* Problem *
Look over the entries that follow and work out how many lines contain "screenshot". State the number only.

* Task input *
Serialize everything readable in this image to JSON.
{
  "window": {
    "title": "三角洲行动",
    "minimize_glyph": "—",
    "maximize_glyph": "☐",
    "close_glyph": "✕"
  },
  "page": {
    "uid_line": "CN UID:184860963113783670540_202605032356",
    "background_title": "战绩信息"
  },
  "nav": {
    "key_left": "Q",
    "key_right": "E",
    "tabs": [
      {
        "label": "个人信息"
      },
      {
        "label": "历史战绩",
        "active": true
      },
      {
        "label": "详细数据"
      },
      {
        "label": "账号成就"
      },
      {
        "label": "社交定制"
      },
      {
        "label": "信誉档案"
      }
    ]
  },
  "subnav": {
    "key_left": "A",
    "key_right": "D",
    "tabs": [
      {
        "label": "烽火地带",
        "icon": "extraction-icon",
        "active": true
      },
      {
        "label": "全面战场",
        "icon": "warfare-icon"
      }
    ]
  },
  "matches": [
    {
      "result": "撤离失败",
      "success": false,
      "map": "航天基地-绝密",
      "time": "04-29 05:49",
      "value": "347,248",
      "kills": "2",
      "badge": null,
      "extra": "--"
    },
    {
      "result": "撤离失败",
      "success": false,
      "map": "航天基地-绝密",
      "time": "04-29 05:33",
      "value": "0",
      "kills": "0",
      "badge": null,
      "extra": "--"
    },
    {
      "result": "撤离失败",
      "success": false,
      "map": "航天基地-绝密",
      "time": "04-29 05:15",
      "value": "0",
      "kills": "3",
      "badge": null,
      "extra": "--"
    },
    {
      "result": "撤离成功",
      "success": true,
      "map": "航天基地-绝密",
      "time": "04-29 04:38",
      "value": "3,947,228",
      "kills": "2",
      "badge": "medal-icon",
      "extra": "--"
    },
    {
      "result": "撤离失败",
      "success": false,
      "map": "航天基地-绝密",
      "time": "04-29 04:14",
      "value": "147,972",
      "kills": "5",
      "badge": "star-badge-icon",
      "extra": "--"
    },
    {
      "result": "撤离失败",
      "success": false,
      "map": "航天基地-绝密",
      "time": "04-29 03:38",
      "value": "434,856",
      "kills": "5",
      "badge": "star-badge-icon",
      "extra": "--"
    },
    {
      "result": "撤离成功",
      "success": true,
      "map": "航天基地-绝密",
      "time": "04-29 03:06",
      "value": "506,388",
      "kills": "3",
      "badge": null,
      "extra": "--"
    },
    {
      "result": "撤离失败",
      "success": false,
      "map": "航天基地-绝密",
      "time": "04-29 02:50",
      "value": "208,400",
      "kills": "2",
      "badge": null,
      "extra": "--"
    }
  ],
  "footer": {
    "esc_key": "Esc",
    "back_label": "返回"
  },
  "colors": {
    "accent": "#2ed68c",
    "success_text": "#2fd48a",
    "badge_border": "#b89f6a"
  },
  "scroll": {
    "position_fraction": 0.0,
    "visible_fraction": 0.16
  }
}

---

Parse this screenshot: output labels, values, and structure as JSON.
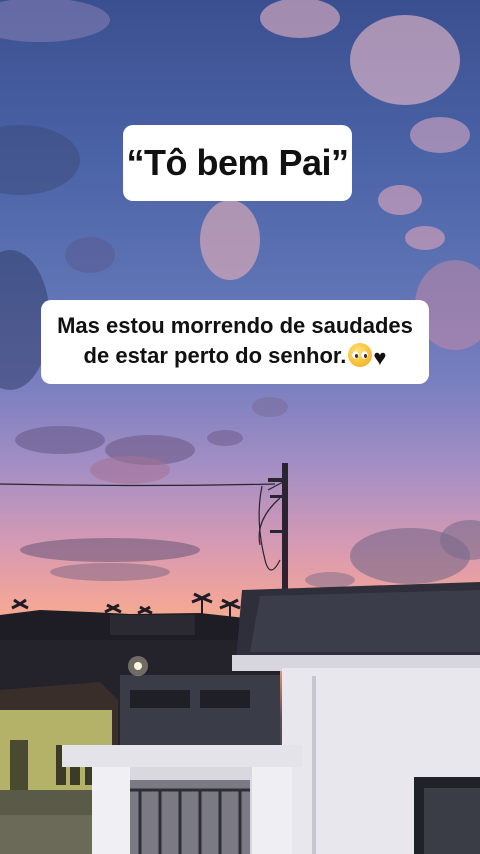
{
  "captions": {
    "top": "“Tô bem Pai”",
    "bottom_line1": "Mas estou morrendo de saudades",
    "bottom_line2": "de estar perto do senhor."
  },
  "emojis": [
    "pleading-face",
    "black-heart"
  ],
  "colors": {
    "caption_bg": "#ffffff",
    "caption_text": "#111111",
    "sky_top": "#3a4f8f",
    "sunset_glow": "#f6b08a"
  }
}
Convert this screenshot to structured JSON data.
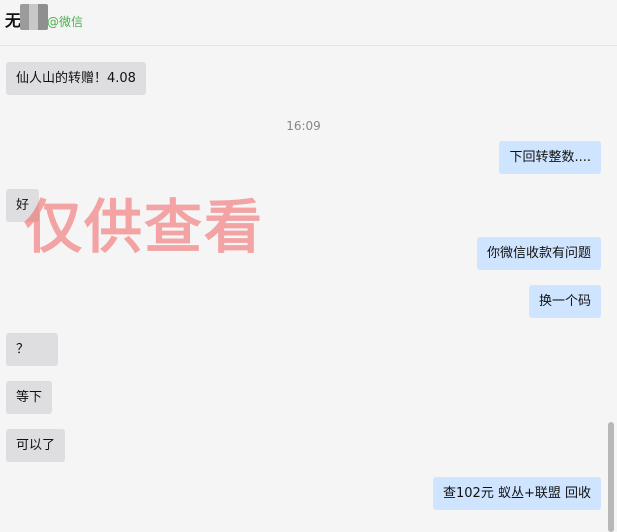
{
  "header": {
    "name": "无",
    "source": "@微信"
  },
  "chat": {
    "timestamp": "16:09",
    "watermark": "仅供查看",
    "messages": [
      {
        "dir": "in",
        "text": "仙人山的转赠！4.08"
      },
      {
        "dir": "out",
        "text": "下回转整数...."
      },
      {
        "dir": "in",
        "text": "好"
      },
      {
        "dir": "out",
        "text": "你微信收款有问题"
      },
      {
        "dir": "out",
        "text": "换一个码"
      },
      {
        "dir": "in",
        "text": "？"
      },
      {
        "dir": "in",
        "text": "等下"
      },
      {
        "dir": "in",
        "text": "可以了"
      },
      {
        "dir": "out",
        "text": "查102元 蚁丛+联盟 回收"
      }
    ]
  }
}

---

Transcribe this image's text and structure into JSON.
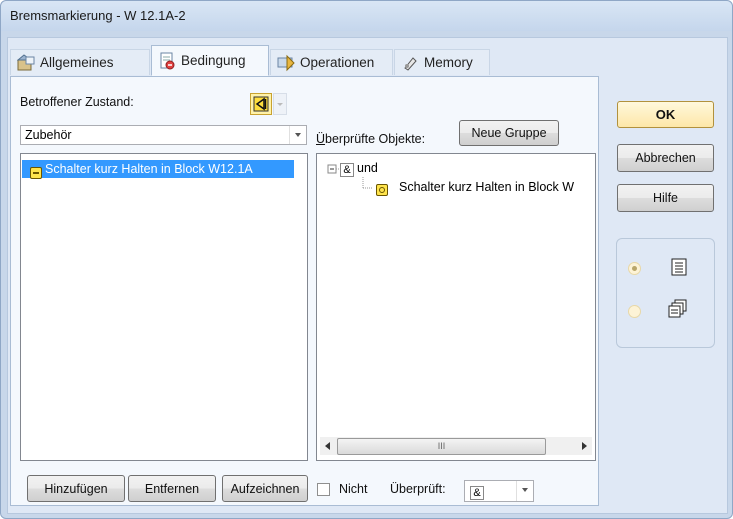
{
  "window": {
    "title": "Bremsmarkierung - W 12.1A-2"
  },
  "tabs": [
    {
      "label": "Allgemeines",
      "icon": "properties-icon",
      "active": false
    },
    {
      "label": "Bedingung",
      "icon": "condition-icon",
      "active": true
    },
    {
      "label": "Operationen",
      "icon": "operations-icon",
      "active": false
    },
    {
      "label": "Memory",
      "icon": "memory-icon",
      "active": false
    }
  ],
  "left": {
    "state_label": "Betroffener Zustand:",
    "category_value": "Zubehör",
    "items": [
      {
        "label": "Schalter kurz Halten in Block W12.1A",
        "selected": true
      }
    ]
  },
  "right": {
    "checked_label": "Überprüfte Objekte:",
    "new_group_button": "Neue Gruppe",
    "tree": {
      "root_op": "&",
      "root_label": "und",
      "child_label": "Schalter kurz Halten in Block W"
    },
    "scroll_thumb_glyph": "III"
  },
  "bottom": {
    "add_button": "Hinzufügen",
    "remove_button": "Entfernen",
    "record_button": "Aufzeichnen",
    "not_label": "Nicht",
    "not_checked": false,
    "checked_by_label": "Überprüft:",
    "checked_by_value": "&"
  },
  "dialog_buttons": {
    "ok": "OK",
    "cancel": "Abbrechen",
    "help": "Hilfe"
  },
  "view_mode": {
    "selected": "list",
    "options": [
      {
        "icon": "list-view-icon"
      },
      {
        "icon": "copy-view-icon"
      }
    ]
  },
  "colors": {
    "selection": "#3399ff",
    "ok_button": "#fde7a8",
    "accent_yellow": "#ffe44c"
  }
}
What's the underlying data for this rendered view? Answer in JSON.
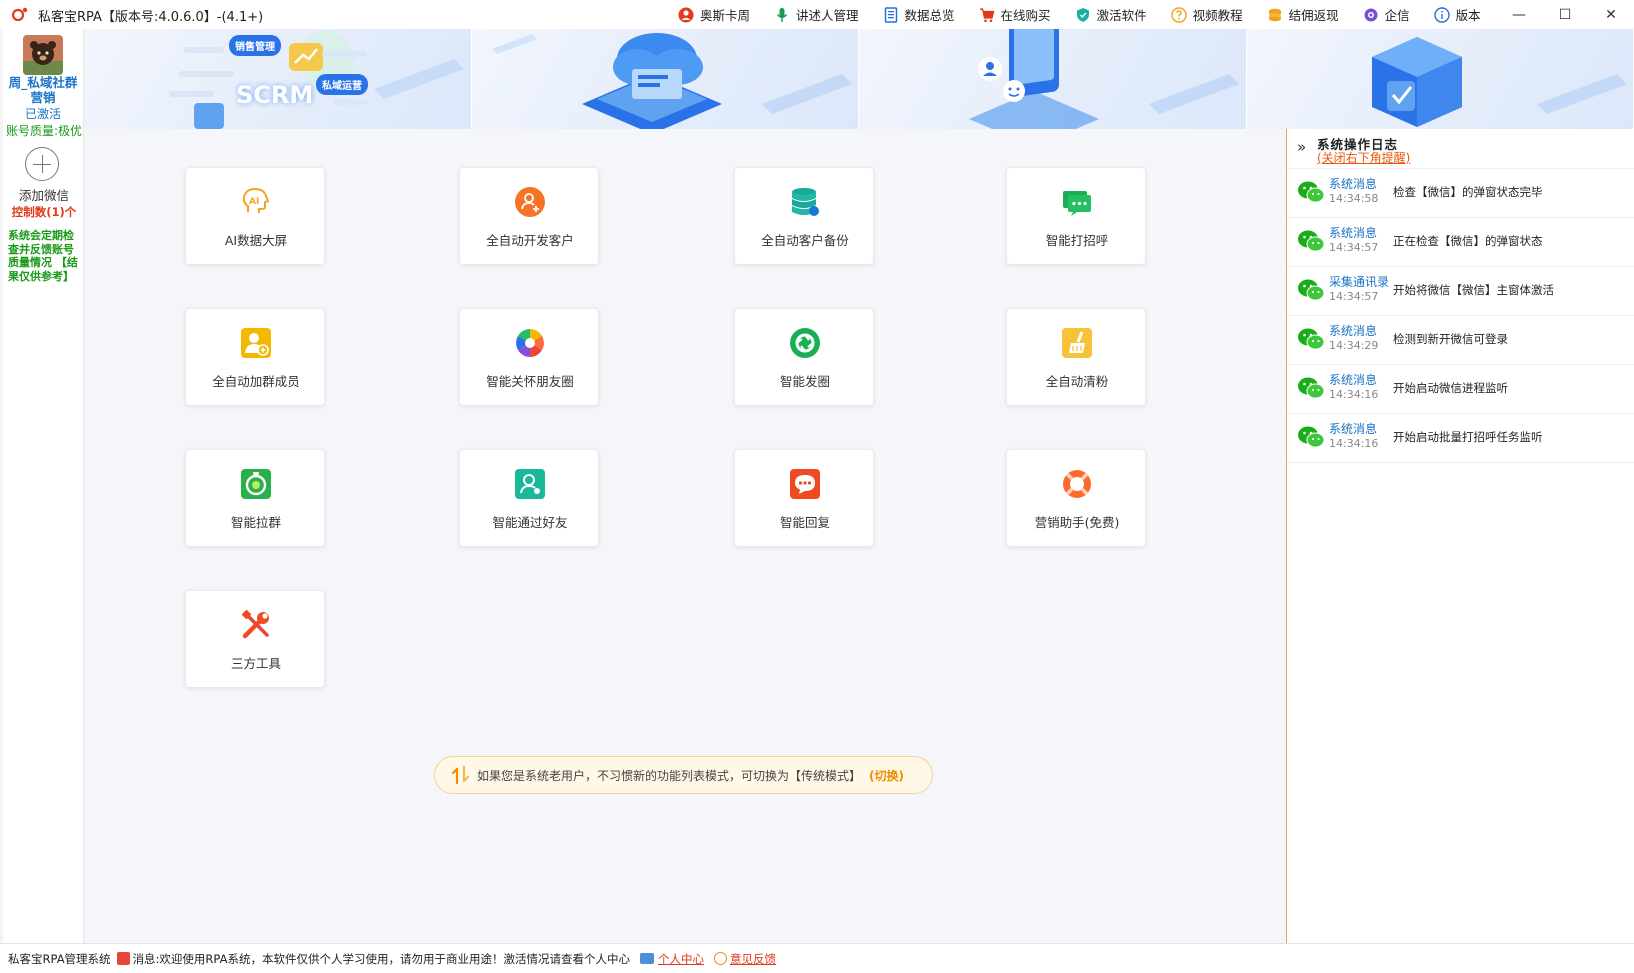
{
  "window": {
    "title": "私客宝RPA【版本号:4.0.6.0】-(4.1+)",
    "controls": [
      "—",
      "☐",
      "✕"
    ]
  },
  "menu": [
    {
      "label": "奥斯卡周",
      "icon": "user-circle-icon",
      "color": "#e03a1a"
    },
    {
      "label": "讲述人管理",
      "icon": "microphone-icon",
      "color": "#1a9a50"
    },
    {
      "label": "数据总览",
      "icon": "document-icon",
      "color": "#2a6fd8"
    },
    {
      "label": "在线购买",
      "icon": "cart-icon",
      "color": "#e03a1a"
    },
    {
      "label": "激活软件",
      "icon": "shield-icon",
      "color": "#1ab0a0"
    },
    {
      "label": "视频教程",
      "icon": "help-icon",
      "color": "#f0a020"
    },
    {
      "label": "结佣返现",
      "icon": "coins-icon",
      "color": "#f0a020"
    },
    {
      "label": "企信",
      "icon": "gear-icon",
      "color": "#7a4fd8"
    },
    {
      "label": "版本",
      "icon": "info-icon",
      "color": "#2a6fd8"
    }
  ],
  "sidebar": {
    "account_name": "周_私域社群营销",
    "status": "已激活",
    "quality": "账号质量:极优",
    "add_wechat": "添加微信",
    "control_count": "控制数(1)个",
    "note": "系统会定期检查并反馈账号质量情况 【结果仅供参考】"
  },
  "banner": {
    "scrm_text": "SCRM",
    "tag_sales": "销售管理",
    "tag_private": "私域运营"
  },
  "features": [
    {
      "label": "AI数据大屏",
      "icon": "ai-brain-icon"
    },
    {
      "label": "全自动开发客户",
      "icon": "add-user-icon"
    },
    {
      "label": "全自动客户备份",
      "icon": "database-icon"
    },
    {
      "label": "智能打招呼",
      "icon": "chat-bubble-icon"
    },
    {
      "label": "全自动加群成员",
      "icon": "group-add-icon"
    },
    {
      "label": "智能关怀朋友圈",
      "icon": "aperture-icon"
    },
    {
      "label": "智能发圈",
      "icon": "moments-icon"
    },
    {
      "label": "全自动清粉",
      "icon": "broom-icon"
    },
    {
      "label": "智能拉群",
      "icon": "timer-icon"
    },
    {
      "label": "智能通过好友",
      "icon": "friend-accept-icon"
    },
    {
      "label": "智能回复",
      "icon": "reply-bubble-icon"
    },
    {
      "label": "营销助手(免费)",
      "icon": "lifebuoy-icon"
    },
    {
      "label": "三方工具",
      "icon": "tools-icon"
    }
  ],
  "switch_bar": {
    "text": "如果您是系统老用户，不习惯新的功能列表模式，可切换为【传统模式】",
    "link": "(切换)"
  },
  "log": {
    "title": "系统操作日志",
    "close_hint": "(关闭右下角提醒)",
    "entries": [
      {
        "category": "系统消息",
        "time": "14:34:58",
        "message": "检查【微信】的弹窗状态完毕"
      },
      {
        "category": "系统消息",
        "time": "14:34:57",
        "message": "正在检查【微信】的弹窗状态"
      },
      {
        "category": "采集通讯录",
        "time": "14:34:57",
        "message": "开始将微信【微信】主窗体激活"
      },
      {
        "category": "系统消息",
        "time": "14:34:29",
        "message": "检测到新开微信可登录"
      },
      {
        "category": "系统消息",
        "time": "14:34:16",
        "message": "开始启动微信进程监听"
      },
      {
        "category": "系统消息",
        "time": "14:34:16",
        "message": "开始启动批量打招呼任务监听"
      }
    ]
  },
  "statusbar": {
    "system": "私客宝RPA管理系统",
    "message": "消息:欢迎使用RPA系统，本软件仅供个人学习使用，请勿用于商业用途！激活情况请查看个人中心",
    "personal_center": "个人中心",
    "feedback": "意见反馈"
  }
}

* Written answer *
2